[Work instructions] Copy every entry exactly.

-- START Given records --

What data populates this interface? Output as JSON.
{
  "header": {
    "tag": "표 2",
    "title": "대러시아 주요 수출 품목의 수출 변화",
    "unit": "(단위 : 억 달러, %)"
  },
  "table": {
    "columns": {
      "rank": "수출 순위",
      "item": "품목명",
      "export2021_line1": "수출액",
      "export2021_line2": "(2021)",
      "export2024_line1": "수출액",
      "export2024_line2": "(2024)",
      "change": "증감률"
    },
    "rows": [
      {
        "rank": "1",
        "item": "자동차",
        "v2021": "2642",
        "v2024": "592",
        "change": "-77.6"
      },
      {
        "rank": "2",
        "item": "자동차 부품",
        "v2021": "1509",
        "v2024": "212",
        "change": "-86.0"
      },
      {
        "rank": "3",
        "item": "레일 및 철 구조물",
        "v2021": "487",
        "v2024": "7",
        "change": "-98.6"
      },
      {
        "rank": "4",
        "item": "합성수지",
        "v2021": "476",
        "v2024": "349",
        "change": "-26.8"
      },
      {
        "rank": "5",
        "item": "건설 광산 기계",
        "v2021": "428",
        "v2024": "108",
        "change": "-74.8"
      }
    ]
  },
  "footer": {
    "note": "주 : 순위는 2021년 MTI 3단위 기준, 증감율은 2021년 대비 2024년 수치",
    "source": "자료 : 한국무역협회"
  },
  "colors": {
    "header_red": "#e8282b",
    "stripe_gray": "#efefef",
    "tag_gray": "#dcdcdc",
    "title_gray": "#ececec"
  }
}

-- END Given records --

[Task response]
What data populates this interface? Output as JSON.
{
  "header": {
    "tag": "표 2",
    "title": "대러시아 주요 수출 품목의 수출 변화",
    "unit": "(단위 : 억 달러, %)"
  },
  "table": {
    "columns": {
      "rank": "수출 순위",
      "item": "품목명",
      "export2021_line1": "수출액",
      "export2021_line2": "(2021)",
      "export2024_line1": "수출액",
      "export2024_line2": "(2024)",
      "change": "증감률"
    },
    "rows": [
      {
        "rank": "1",
        "item": "자동차",
        "v2021": "2642",
        "v2024": "592",
        "change": "-77.6"
      },
      {
        "rank": "2",
        "item": "자동차 부품",
        "v2021": "1509",
        "v2024": "212",
        "change": "-86.0"
      },
      {
        "rank": "3",
        "item": "레일 및 철 구조물",
        "v2021": "487",
        "v2024": "7",
        "change": "-98.6"
      },
      {
        "rank": "4",
        "item": "합성수지",
        "v2021": "476",
        "v2024": "349",
        "change": "-26.8"
      },
      {
        "rank": "5",
        "item": "건설 광산 기계",
        "v2021": "428",
        "v2024": "108",
        "change": "-74.8"
      }
    ]
  },
  "footer": {
    "note": "주 : 순위는 2021년 MTI 3단위 기준, 증감율은 2021년 대비 2024년 수치",
    "source": "자료 : 한국무역협회"
  },
  "colors": {
    "header_red": "#e8282b",
    "stripe_gray": "#efefef",
    "tag_gray": "#dcdcdc",
    "title_gray": "#ececec"
  }
}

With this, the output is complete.